*WHAT IS BEING ASKED*.
Could you write out every entry exactly as it stands?

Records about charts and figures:

········

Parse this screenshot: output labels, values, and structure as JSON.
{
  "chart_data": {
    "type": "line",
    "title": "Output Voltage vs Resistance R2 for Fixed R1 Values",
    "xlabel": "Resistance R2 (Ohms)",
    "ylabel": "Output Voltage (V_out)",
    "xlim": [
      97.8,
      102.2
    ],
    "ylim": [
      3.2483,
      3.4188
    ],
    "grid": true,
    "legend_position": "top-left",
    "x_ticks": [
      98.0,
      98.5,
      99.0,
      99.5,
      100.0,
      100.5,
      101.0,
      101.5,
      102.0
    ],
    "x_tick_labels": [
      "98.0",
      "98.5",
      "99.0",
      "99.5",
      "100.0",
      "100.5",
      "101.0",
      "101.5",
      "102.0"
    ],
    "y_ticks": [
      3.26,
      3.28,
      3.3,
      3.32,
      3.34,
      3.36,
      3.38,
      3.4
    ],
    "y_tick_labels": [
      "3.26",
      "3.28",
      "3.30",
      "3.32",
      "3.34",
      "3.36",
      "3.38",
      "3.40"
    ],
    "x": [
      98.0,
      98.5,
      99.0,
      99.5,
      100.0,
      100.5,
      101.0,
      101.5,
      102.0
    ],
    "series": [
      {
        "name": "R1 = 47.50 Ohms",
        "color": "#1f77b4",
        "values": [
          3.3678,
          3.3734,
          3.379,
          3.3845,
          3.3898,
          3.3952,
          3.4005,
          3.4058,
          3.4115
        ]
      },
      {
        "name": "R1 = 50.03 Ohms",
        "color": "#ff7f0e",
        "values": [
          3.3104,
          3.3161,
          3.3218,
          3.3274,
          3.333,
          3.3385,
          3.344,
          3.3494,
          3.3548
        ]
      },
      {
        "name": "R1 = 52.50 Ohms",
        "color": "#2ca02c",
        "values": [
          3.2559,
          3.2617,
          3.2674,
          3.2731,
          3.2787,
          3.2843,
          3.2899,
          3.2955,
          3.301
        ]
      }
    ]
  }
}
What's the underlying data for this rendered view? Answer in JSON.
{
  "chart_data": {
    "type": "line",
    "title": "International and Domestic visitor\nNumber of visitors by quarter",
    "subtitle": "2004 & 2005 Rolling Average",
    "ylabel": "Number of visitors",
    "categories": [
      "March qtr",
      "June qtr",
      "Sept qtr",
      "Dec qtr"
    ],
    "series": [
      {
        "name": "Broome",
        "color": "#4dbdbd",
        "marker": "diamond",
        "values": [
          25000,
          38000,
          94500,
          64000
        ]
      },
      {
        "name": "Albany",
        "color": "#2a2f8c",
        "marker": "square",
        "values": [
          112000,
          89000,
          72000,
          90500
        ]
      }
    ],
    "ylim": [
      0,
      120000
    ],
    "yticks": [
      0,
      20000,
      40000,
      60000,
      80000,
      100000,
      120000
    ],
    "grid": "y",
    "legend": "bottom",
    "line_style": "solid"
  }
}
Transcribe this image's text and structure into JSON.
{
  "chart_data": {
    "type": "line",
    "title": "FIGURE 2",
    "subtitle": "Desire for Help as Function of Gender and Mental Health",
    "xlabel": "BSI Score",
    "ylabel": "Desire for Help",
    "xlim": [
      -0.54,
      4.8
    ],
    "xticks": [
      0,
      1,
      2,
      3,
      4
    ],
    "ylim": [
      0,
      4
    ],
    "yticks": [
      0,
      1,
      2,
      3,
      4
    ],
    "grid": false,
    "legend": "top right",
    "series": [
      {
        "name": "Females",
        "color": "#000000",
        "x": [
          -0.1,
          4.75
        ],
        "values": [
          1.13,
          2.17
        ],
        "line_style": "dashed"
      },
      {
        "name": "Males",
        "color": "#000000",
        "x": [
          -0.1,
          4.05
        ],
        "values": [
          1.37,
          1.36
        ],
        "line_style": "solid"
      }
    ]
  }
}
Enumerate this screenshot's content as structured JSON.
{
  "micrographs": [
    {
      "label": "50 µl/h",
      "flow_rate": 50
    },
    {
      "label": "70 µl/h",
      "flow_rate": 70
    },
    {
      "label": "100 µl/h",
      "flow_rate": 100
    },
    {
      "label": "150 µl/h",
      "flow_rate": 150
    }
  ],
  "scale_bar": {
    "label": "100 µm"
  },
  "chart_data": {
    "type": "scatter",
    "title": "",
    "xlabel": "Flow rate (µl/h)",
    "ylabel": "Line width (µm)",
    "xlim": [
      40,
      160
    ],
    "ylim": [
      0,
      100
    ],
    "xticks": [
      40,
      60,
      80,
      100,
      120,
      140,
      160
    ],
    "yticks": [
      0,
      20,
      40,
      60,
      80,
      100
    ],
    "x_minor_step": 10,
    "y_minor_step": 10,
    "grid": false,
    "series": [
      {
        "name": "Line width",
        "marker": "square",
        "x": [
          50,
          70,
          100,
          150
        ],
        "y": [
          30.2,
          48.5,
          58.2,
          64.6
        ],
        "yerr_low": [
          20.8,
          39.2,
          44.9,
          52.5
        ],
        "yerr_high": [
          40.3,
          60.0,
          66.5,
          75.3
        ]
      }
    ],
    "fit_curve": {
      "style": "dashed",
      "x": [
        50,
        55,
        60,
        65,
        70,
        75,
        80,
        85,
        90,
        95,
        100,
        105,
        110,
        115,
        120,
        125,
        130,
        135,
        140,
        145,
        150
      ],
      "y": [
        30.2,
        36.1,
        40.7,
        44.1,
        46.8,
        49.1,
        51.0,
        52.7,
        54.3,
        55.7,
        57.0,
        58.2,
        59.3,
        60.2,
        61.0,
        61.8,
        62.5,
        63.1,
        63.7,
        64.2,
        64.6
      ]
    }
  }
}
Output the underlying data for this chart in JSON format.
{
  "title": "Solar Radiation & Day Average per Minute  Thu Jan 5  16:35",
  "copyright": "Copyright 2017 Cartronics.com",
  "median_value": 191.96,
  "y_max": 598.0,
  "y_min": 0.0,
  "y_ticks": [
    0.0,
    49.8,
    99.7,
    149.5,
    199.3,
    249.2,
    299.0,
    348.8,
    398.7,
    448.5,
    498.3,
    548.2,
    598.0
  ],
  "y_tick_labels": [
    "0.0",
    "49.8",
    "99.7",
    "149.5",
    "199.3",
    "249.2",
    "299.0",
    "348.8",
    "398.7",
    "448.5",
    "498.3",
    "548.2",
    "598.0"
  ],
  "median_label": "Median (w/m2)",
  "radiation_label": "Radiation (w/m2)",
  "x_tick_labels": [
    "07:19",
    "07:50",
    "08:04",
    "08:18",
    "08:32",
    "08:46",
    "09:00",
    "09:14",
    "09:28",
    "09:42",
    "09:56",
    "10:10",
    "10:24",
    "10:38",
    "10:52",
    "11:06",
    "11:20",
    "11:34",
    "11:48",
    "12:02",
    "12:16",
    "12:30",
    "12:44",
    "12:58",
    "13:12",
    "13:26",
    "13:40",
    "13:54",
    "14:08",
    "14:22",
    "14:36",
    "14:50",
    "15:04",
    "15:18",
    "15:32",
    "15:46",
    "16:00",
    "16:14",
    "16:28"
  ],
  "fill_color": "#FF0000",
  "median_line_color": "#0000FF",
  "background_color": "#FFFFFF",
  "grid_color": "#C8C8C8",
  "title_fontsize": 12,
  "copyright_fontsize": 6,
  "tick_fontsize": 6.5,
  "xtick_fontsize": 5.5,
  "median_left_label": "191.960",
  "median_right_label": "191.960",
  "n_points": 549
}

········

*TASK ANSWER*.
Parse this screenshot: output labels, values, and structure as JSON.
{
  "chart_data": {
    "type": "line",
    "title": "Output Voltage vs Resistance R2 for Fixed R1 Values",
    "xlabel": "Resistance R2 (Ohms)",
    "ylabel": "Output Voltage (V_out)",
    "xlim": [
      97.8,
      102.2
    ],
    "ylim": [
      3.2483,
      3.4188
    ],
    "grid": true,
    "legend_position": "top-left",
    "x_ticks": [
      98.0,
      98.5,
      99.0,
      99.5,
      100.0,
      100.5,
      101.0,
      101.5,
      102.0
    ],
    "x_tick_labels": [
      "98.0",
      "98.5",
      "99.0",
      "99.5",
      "100.0",
      "100.5",
      "101.0",
      "101.5",
      "102.0"
    ],
    "y_ticks": [
      3.26,
      3.28,
      3.3,
      3.32,
      3.34,
      3.36,
      3.38,
      3.4
    ],
    "y_tick_labels": [
      "3.26",
      "3.28",
      "3.30",
      "3.32",
      "3.34",
      "3.36",
      "3.38",
      "3.40"
    ],
    "x": [
      98.0,
      98.5,
      99.0,
      99.5,
      100.0,
      100.5,
      101.0,
      101.5,
      102.0
    ],
    "series": [
      {
        "name": "R1 = 47.50 Ohms",
        "color": "#1f77b4",
        "values": [
          3.3678,
          3.3734,
          3.379,
          3.3845,
          3.3898,
          3.3952,
          3.4005,
          3.4058,
          3.4115
        ]
      },
      {
        "name": "R1 = 50.03 Ohms",
        "color": "#ff7f0e",
        "values": [
          3.3104,
          3.3161,
          3.3218,
          3.3274,
          3.333,
          3.3385,
          3.344,
          3.3494,
          3.3548
        ]
      },
      {
        "name": "R1 = 52.50 Ohms",
        "color": "#2ca02c",
        "values": [
          3.2559,
          3.2617,
          3.2674,
          3.2731,
          3.2787,
          3.2843,
          3.2899,
          3.2955,
          3.301
        ]
      }
    ]
  }
}
What's the underlying data for this rendered view? Answer in JSON.
{
  "chart_data": {
    "type": "line",
    "title": "International and Domestic visitor\nNumber of visitors by quarter",
    "subtitle": "2004 & 2005 Rolling Average",
    "ylabel": "Number of visitors",
    "categories": [
      "March qtr",
      "June qtr",
      "Sept qtr",
      "Dec qtr"
    ],
    "series": [
      {
        "name": "Broome",
        "color": "#4dbdbd",
        "marker": "diamond",
        "values": [
          25000,
          38000,
          94500,
          64000
        ]
      },
      {
        "name": "Albany",
        "color": "#2a2f8c",
        "marker": "square",
        "values": [
          112000,
          89000,
          72000,
          90500
        ]
      }
    ],
    "ylim": [
      0,
      120000
    ],
    "yticks": [
      0,
      20000,
      40000,
      60000,
      80000,
      100000,
      120000
    ],
    "grid": "y",
    "legend": "bottom",
    "line_style": "solid"
  }
}
Transcribe this image's text and structure into JSON.
{
  "chart_data": {
    "type": "line",
    "title": "FIGURE 2",
    "subtitle": "Desire for Help as Function of Gender and Mental Health",
    "xlabel": "BSI Score",
    "ylabel": "Desire for Help",
    "xlim": [
      -0.54,
      4.8
    ],
    "xticks": [
      0,
      1,
      2,
      3,
      4
    ],
    "ylim": [
      0,
      4
    ],
    "yticks": [
      0,
      1,
      2,
      3,
      4
    ],
    "grid": false,
    "legend": "top right",
    "series": [
      {
        "name": "Females",
        "color": "#000000",
        "x": [
          -0.1,
          4.75
        ],
        "values": [
          1.13,
          2.17
        ],
        "line_style": "dashed"
      },
      {
        "name": "Males",
        "color": "#000000",
        "x": [
          -0.1,
          4.05
        ],
        "values": [
          1.37,
          1.36
        ],
        "line_style": "solid"
      }
    ]
  }
}
Enumerate this screenshot's content as structured JSON.
{
  "micrographs": [
    {
      "label": "50 µl/h",
      "flow_rate": 50
    },
    {
      "label": "70 µl/h",
      "flow_rate": 70
    },
    {
      "label": "100 µl/h",
      "flow_rate": 100
    },
    {
      "label": "150 µl/h",
      "flow_rate": 150
    }
  ],
  "scale_bar": {
    "label": "100 µm"
  },
  "chart_data": {
    "type": "scatter",
    "title": "",
    "xlabel": "Flow rate (µl/h)",
    "ylabel": "Line width (µm)",
    "xlim": [
      40,
      160
    ],
    "ylim": [
      0,
      100
    ],
    "xticks": [
      40,
      60,
      80,
      100,
      120,
      140,
      160
    ],
    "yticks": [
      0,
      20,
      40,
      60,
      80,
      100
    ],
    "x_minor_step": 10,
    "y_minor_step": 10,
    "grid": false,
    "series": [
      {
        "name": "Line width",
        "marker": "square",
        "x": [
          50,
          70,
          100,
          150
        ],
        "y": [
          30.2,
          48.5,
          58.2,
          64.6
        ],
        "yerr_low": [
          20.8,
          39.2,
          44.9,
          52.5
        ],
        "yerr_high": [
          40.3,
          60.0,
          66.5,
          75.3
        ]
      }
    ],
    "fit_curve": {
      "style": "dashed",
      "x": [
        50,
        55,
        60,
        65,
        70,
        75,
        80,
        85,
        90,
        95,
        100,
        105,
        110,
        115,
        120,
        125,
        130,
        135,
        140,
        145,
        150
      ],
      "y": [
        30.2,
        36.1,
        40.7,
        44.1,
        46.8,
        49.1,
        51.0,
        52.7,
        54.3,
        55.7,
        57.0,
        58.2,
        59.3,
        60.2,
        61.0,
        61.8,
        62.5,
        63.1,
        63.7,
        64.2,
        64.6
      ]
    }
  }
}
Output the underlying data for this chart in JSON format.
{
  "title": "Solar Radiation & Day Average per Minute  Thu Jan 5  16:35",
  "copyright": "Copyright 2017 Cartronics.com",
  "median_value": 191.96,
  "y_max": 598.0,
  "y_min": 0.0,
  "y_ticks": [
    0.0,
    49.8,
    99.7,
    149.5,
    199.3,
    249.2,
    299.0,
    348.8,
    398.7,
    448.5,
    498.3,
    548.2,
    598.0
  ],
  "y_tick_labels": [
    "0.0",
    "49.8",
    "99.7",
    "149.5",
    "199.3",
    "249.2",
    "299.0",
    "348.8",
    "398.7",
    "448.5",
    "498.3",
    "548.2",
    "598.0"
  ],
  "median_label": "Median (w/m2)",
  "radiation_label": "Radiation (w/m2)",
  "x_tick_labels": [
    "07:19",
    "07:50",
    "08:04",
    "08:18",
    "08:32",
    "08:46",
    "09:00",
    "09:14",
    "09:28",
    "09:42",
    "09:56",
    "10:10",
    "10:24",
    "10:38",
    "10:52",
    "11:06",
    "11:20",
    "11:34",
    "11:48",
    "12:02",
    "12:16",
    "12:30",
    "12:44",
    "12:58",
    "13:12",
    "13:26",
    "13:40",
    "13:54",
    "14:08",
    "14:22",
    "14:36",
    "14:50",
    "15:04",
    "15:18",
    "15:32",
    "15:46",
    "16:00",
    "16:14",
    "16:28"
  ],
  "fill_color": "#FF0000",
  "median_line_color": "#0000FF",
  "background_color": "#FFFFFF",
  "grid_color": "#C8C8C8",
  "title_fontsize": 12,
  "copyright_fontsize": 6,
  "tick_fontsize": 6.5,
  "xtick_fontsize": 5.5,
  "median_left_label": "191.960",
  "median_right_label": "191.960",
  "n_points": 549
}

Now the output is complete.